→ Written instruction
In the data below, find each line containing the string "기도합니다" and return it.

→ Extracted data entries

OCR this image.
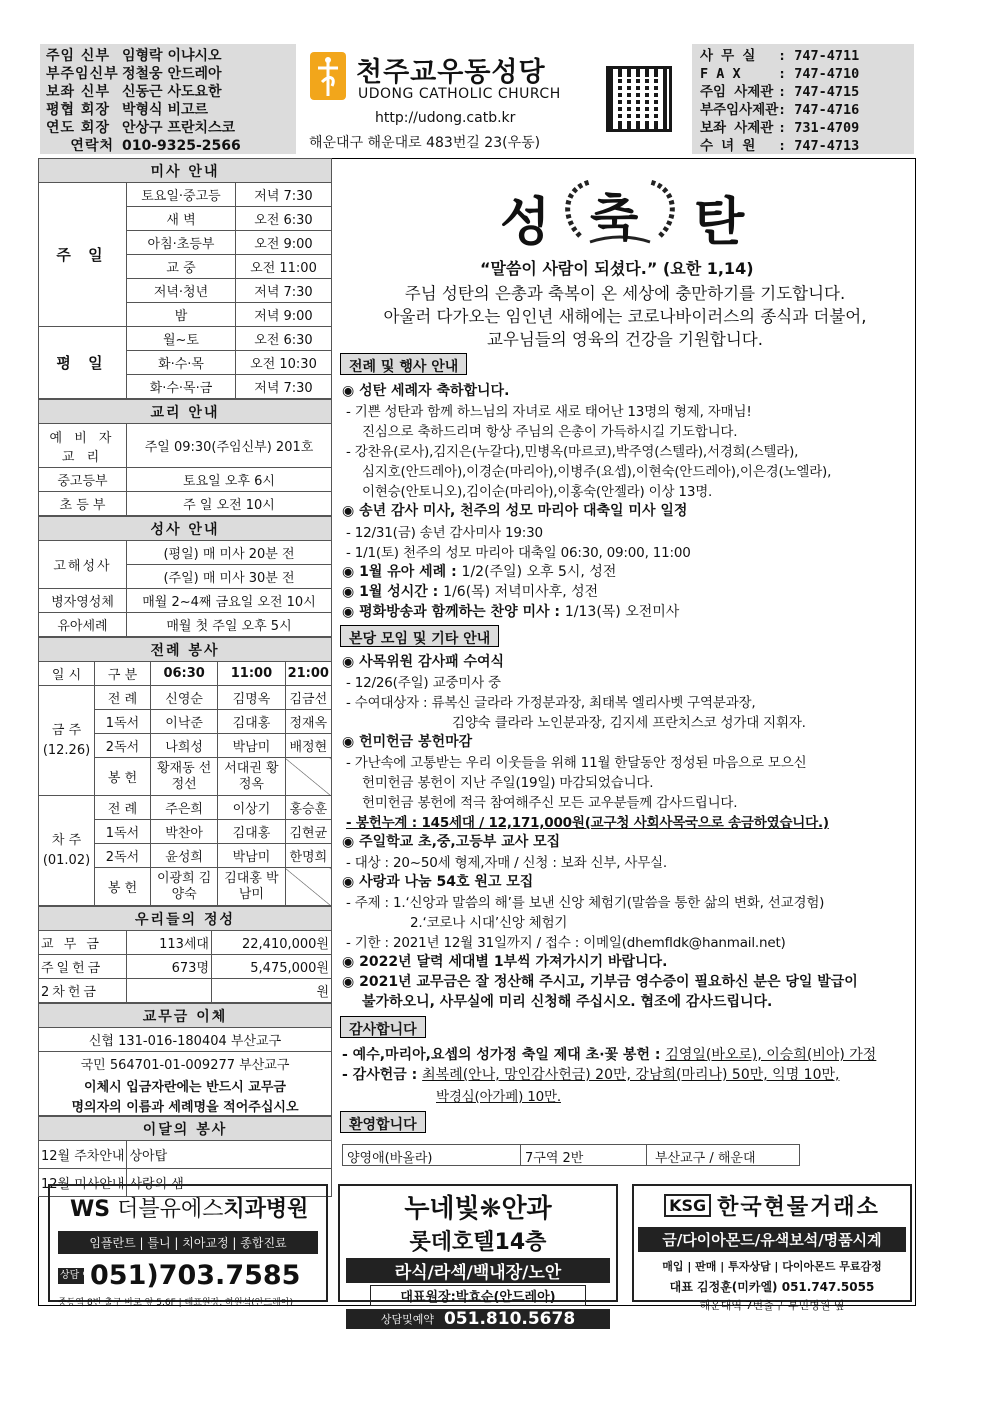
주임 신부 임형락 이냐시오
부주임신부 정철웅 안드레아
보좌 신부 신동근 사도요한
평협 회장 박형식 비고르
연도 회장 안상구 프란치스코
연락처 010-9325-2566
천주교우동성당
UDONG CATHOLIC CHURCH
http://udong.catb.kr
해운대구 해운대로 483번길 23(우동)
사 무 실	: 747-4711
F A X	: 747-4710
주임 사제관 : 747-4715
부주임사제관 : 747-4716
보좌 사제관 : 731-4709
수 녀 원	: 747-4713
미사 안내		
주 일	토요일·중고등	저녁 7:30
	새 벽	오전 6:30
	아침·초등부	오전 9:00
	교 중	오전 11:00
	저녁·청년	저녁 7:30
	밤	저녁 9:00
평 일	월~토	오전 6:30
	화·수·목	오전 10:30
	화·수·목·금	저녁 7:30
교리 안내	
예 비 자 교 리	주일 09:30(주임신부) 201호
중고등부	토요일 오후 6시
초 등 부	주 일 오전 10시
성사 안내	
고해성사	(평일) 매 미사 20분 전
	(주일) 매 미사 30분 전
병자영성체	매월 2~4째 금요일 오전 10시
유아세례	매월 첫 주일 오후 5시
전례 봉사				
일 시	구 분	06:30	11:00	21:00

금 주
(12.26)	전 례	신영순	김명옥	김금선
	1독서	이낙준	김대홍	정재옥
	2독서	나희성	박남미	배정현
	봉 헌	황재동 선정선	서대권 황정옥	

차 주
(01.02)	전 례	주은희	이상기	홍승훈
	1독서	박찬아	김대홍	김현균
	2독서	윤성희	박남미	한명희
	봉 헌	이광희 김양숙	김대홍 박남미	
우리들의 정성		
교 무 금	113세대	22,410,000원
주일헌금	673명	5,475,000원
2차헌금		원
교무금 이체
신협 131-016-180404 부산교구
국민 564701-01-009277 부산교구
이체시 입금자란에는 반드시 교무금
명의자의 이름과 세례명을 적어주십시오
이달의 봉사	
12월 주차안내	상아탑
12월 미사안내	사랑의 샘
성 축 탄
“말씀이 사람이 되셨다.” (요한 1,14)
주님 성탄의 은총과 축복이 온 세상에 충만하기를 기도합니다.
아울러 다가오는 임인년 새해에는 코로나바이러스의 종식과 더불어,
교우님들의 영육의 건강을 기원합니다.
전례 및 행사 안내
◉ 성탄 세례자 축하합니다.
- 기쁜 성탄과 함께 하느님의 자녀로 새로 태어난 13명의 형제, 자매님!
진심으로 축하드리며 항상 주님의 은총이 가득하시길 기도합니다.
- 강찬유(로사),김지은(누갈다),민병옥(마르코),박주영(스텔라),서경희(스텔라),
심지호(안드레아),이경순(마리아),이병주(요셉),이현숙(안드레아),이은경(노엘라),
이현승(안토니오),김이순(마리아),이홍숙(안젤라) 이상 13명.
◉ 송년 감사 미사, 천주의 성모 마리아 대축일 미사 일정
- 12/31(금) 송년 감사미사 19:30
- 1/1(토) 천주의 성모 마리아 대축일 06:30, 09:00, 11:00
◉ 1월 유아 세례 : 1/2(주일) 오후 5시, 성전
◉ 1월 성시간 : 1/6(목) 저녁미사후, 성전
◉ 평화방송과 함께하는 찬양 미사 : 1/13(목) 오전미사
본당 모임 및 기타 안내
◉ 사목위원 감사패 수여식
- 12/26(주일) 교중미사 중
- 수여대상자 : 류복신 글라라 가정분과장, 최태복 엘리사벳 구역분과장,
김양숙 클라라 노인분과장, 김지세 프란치스코 성가대 지휘자.
◉ 헌미헌금 봉헌마감
- 가난속에 고통받는 우리 이웃들을 위해 11월 한달동안 정성된 마음으로 모으신
헌미헌금 봉헌이 지난 주일(19일) 마감되었습니다.
헌미헌금 봉헌에 적극 참여해주신 모든 교우분들께 감사드립니다.
- 봉헌누계 : 145세대 / 12,171,000원(교구청 사회사목국으로 송금하였습니다.)
◉ 주일학교 초,중,고등부 교사 모집
- 대상 : 20~50세 형제,자매 / 신청 : 보좌 신부, 사무실.
◉ 사랑과 나눔 54호 원고 모집
- 주제 : 1.‘신앙과 말씀의 해’를 보낸 신앙 체험기(말씀을 통한 삶의 변화, 선교경험)
2.‘코로나 시대’신앙 체험기
- 기한 : 2021년 12월 31일까지 / 접수 : 이메일(dhemfldk@hanmail.net)
◉ 2022년 달력 세대별 1부씩 가져가시기 바랍니다.
◉ 2021년 교무금은 잘 정산해 주시고, 기부금 영수증이 필요하신 분은 당일 발급이
불가하오니, 사무실에 미리 신청해 주십시오. 협조에 감사드립니다.
감사합니다
- 예수,마리아,요셉의 성가정 축일 제대 초·꽃 봉헌 : 김영일(바오로), 이승희(비아) 가정
- 감사헌금 : 최복례(안나, 망인감사헌금) 20만, 강남희(마리나) 50만, 익명 10만,
박경심(아가페) 10만.
환영합니다
양영애(바올라)	7구역 2반	부산교구 / 해운대
WS 더블유에스치과병원
임플란트 | 틀니 | 치아교정 | 종합진료
상담 예약
051)703.7585
중동역 8번 출구 바로 앞 5.6F | 대표원장: 하원석(안드레아)
누네빛❋안과
롯데호텔14층
라식/라섹/백내장/노안
대표원장:박효순(안드레아)
상담및예약 051.810.5678
KSG 한국현물거래소
금/다이아몬드/유색보석/명품시계
매입 | 판매 | 투자상담 | 다이아몬드 무료감정
대표 김정훈(미카엘) 051.747.5055
해운대역 7번출구 부민병원 옆
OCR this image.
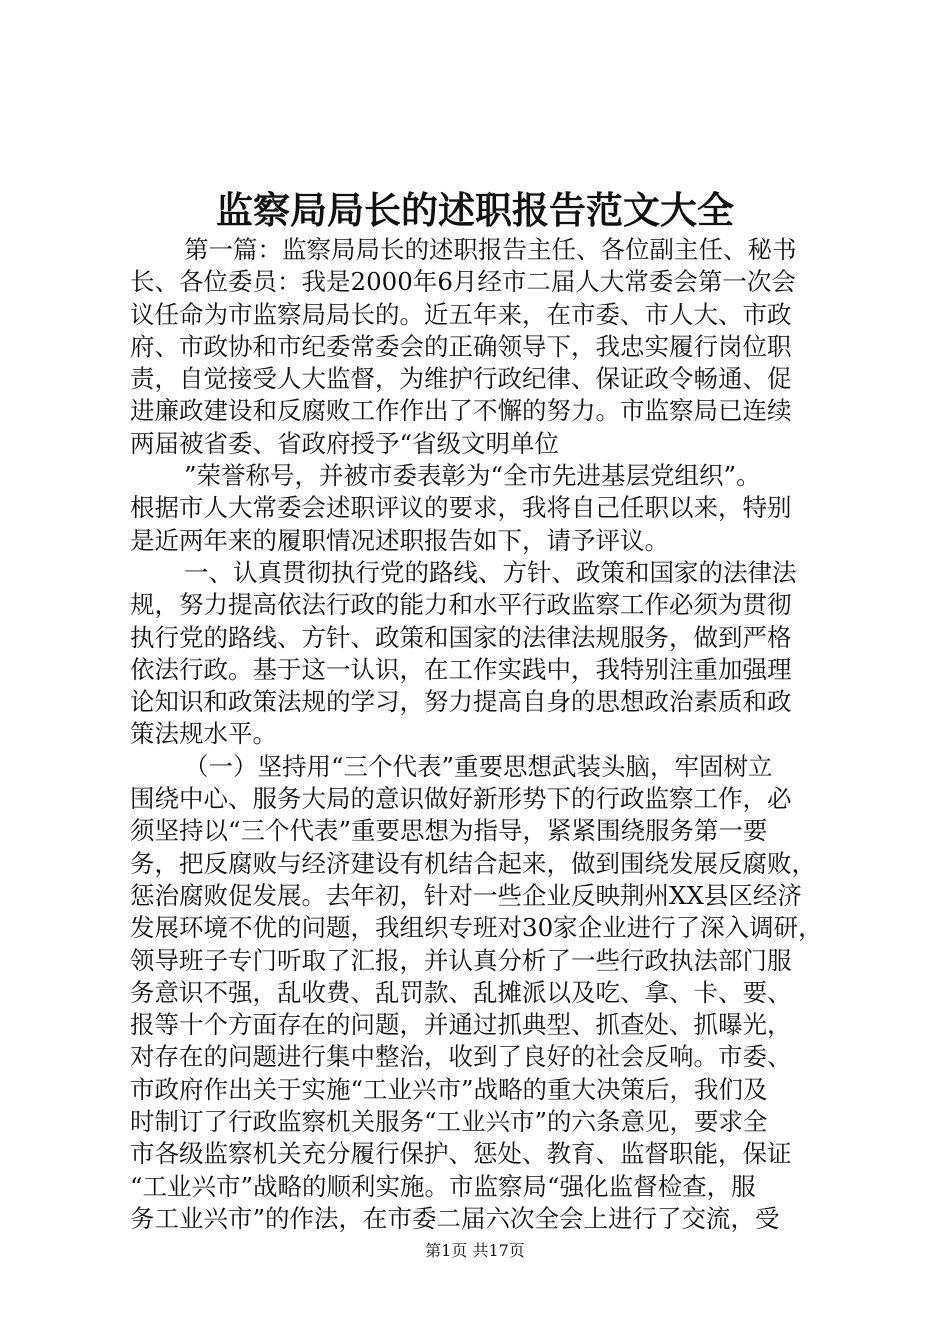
监察局局长的述职报告范文大全
第一篇：监察局局长的述职报告主任、各位副主任、秘书
长、各位委员：我是2000年6月经市二届人大常委会第一次会
议任命为市监察局局长的。近五年来，在市委、市人大、市政
府、市政协和市纪委常委会的正确领导下，我忠实履行岗位职
责，自觉接受人大监督，为维护行政纪律、保证政令畅通、促
进廉政建设和反腐败工作作出了不懈的努力。市监察局已连续
两届被省委、省政府授予“省级文明单位
”荣誉称号，并被市委表彰为“全市先进基层党组织”。
根据市人大常委会述职评议的要求，我将自己任职以来，特别
是近两年来的履职情况述职报告如下，请予评议。
一、认真贯彻执行党的路线、方针、政策和国家的法律法
规，努力提高依法行政的能力和水平行政监察工作必须为贯彻
执行党的路线、方针、政策和国家的法律法规服务，做到严格
依法行政。基于这一认识，在工作实践中，我特别注重加强理
论知识和政策法规的学习，努力提高自身的思想政治素质和政
策法规水平。
（一）坚持用“三个代表”重要思想武装头脑，牢固树立
围绕中心、服务大局的意识做好新形势下的行政监察工作，必
须坚持以“三个代表”重要思想为指导，紧紧围绕服务第一要
务，把反腐败与经济建设有机结合起来，做到围绕发展反腐败，
惩治腐败促发展。去年初，针对一些企业反映荆州XX县区经济
发展环境不优的问题，我组织专班对30家企业进行了深入调研，
领导班子专门听取了汇报，并认真分析了一些行政执法部门服
务意识不强，乱收费、乱罚款、乱摊派以及吃、拿、卡、要、
报等十个方面存在的问题，并通过抓典型、抓查处、抓曝光，
对存在的问题进行集中整治，收到了良好的社会反响。市委、
市政府作出关于实施“工业兴市”战略的重大决策后，我们及
时制订了行政监察机关服务“工业兴市”的六条意见，要求全
市各级监察机关充分履行保护、惩处、教育、监督职能，保证
“工业兴市”战略的顺利实施。市监察局“强化监督检查，服
务工业兴市”的作法，在市委二届六次全会上进行了交流，受
第1页 共17页
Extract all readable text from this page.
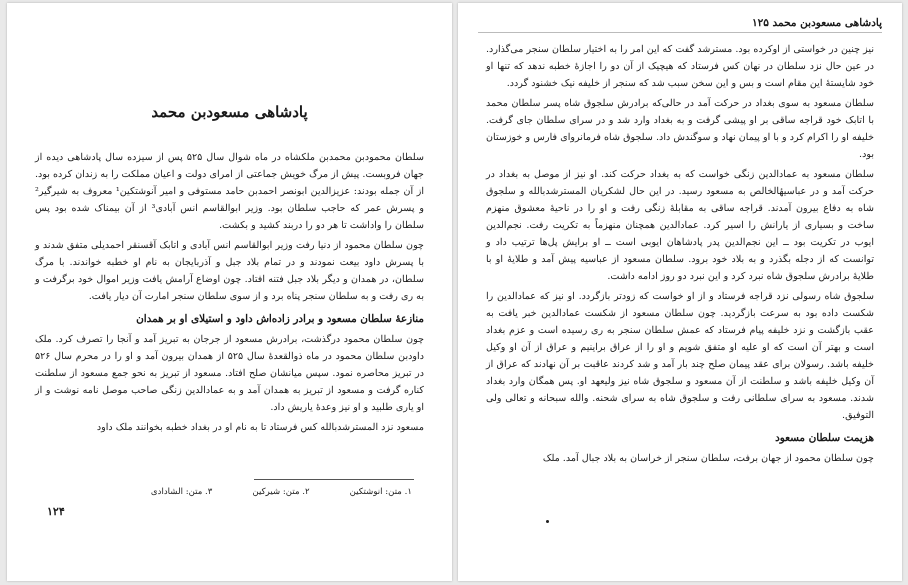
پادشاهی مسعودبن محمد

سلطان محمودبن محمدبن ملکشاه در ماه شوال سال ۵۲۵ پس از سیزده سال پادشاهی دیده از جهان فروبست. پیش از مرگ خویش جماعتی از امرای دولت و اعیان مملکت را به زندان کرده بود. از آن جمله بودند: عزیزالدین ابونصر احمدبن حامد مستوفی و امیر آنوشتکین¹ معروف به شیرگیر² و پسرش عمر که حاجب سلطان بود. وزیر ابوالقاسم انس آبادی³ از آن بیمناک شده بود پس سلطان را واداشت تا هر دو را دربند کشید و بکشت.

چون سلطان محمود از دنیا رفت وزیر ابوالقاسم انس آبادی و اتابک آقسنقر احمدیلی متفق شدند و با پسرش داود بیعت نمودند و در تمام بلاد جبل و آذربایجان به نام او خطبه خواندند. با مرگ سلطان، در همدان و دیگر بلاد جبل فتنه افتاد. چون اوضاع آرامش یافت وزیر اموال خود برگرفت و به ری رفت و به سلطان سنجر پناه برد و از سوی سلطان سنجر امارت آن دیار یافت.

منازعهٔ سلطان مسعود و برادر زاده‌اش داود و استیلای او بر همدان

چون سلطان محمود درگذشت، برادرش مسعود از جرجان به تبریز آمد و آنجا را تصرف کرد. ملک داودبن سلطان محمود در ماه ذوالقعدهٔ سال ۵۲۵ از همدان بیرون آمد و او را در محرم سال ۵۲۶ در تبریز محاصره نمود. سپس میانشان صلح افتاد. مسعود از تبریز به نحو جمع مسعود از سلطنت کناره گرفت و مسعود از تبریز به همدان آمد و به عمادالدین زنگی صاحب موصل نامه نوشت و از او یاری طلبید و او نیز وعدهٔ یاریش داد.

مسعود نزد المسترشدبالله کس فرستاد تا به نام او در بغداد خطبه بخوانند ملک داود

۱. متن: انوشتکین
۲. متن: شیرکین
۳. متن: الشادادی
۱۲۴
پادشاهی مسعودبن محمد ۱۲۵

نیز چنین در خواستی از اوکرده بود. مسترشد گفت که این امر را به اختیار سلطان سنجر می‌گذارد. در عین حال نزد سلطان در نهان کس فرستاد که هیچیک از آن دو را اجازهٔ خطبه ندهد که تنها او خود شایستهٔ این مقام است و بس و این سخن سبب شد که سنجر از خلیفه نیک خشنود گردد.

سلطان مسعود به سوی بغداد در حرکت آمد در حالی‌که برادرش سلجوق شاه پسر سلطان محمد با اتابک خود قراجه ساقی بر او پیشی گرفت و به بغداد وارد شد و در سرای سلطان جای گرفت. خلیفه او را اکرام کرد و با او پیمان نهاد و سوگندش داد. سلجوق شاه فرمانروای فارس و خوزستان بود.

سلطان مسعود به عمادالدین زنگی خواست که به بغداد حرکت کند. او نیز از موصل به بغداد در حرکت آمد و در عباسیهٔالخالص به مسعود رسید. در این حال لشکریان المسترشدبالله و سلجوق شاه به دفاع بیرون آمدند. قراجه ساقی به مقابلهٔ زنگی رفت و او را در ناحیهٔ معشوق منهزم ساخت و بسیاری از یارانش را اسیر کرد. عمادالدین همچنان منهزماً به تکریت رفت. نجم‌الدین ایوب در تکریت بود ــ این نجم‌الدین پدر پادشاهان ایوبی است ــ او برایش پل‌ها ترتیب داد و توانست که از دجله بگذرد و به بلاد خود برود. سلطان مسعود از عباسیه پیش آمد و طلایهٔ او با طلایهٔ برادرش سلجوق شاه نبرد کرد و این نبرد دو روز ادامه داشت.

سلجوق شاه رسولی نزد قراجه فرستاد و از او خواست که زودتر بازگردد. او نیز که عمادالدین را شکست داده بود به سرعت بازگردید. چون سلطان مسعود از شکست عمادالدین خبر یافت به عقب بازگشت و نزد خلیفه پیام فرستاد که عمش سلطان سنجر به ری رسیده است و عزم بغداد است و بهتر آن است که او علیه او متفق شویم و او را از عراق براینیم و عراق از آن او وکیل خلیفه باشد. رسولان برای عقد پیمان صلح چند بار آمد و شد کردند عاقبت بر آن نهادند که عراق از آن وکیل خلیفه باشد و سلطنت از آن مسعود و سلجوق شاه نیز ولیعهد او. پس همگان وارد بغداد شدند. مسعود به سرای سلطانی رفت و سلجوق شاه به سرای شحنه. والله سبحانه و تعالی ولی التوفیق.

هزیمت سلطان مسعود

چون سلطان محمود از جهان برفت، سلطان سنجر از خراسان به بلاد جبال آمد. ملک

→ Answer to this problem
주님 성탄의 은총과 축복이 온 세상에 충만하기를 기도합니다.
진심으로 축하드리며 항상 주님의 은총이 가득하시길 기도합니다.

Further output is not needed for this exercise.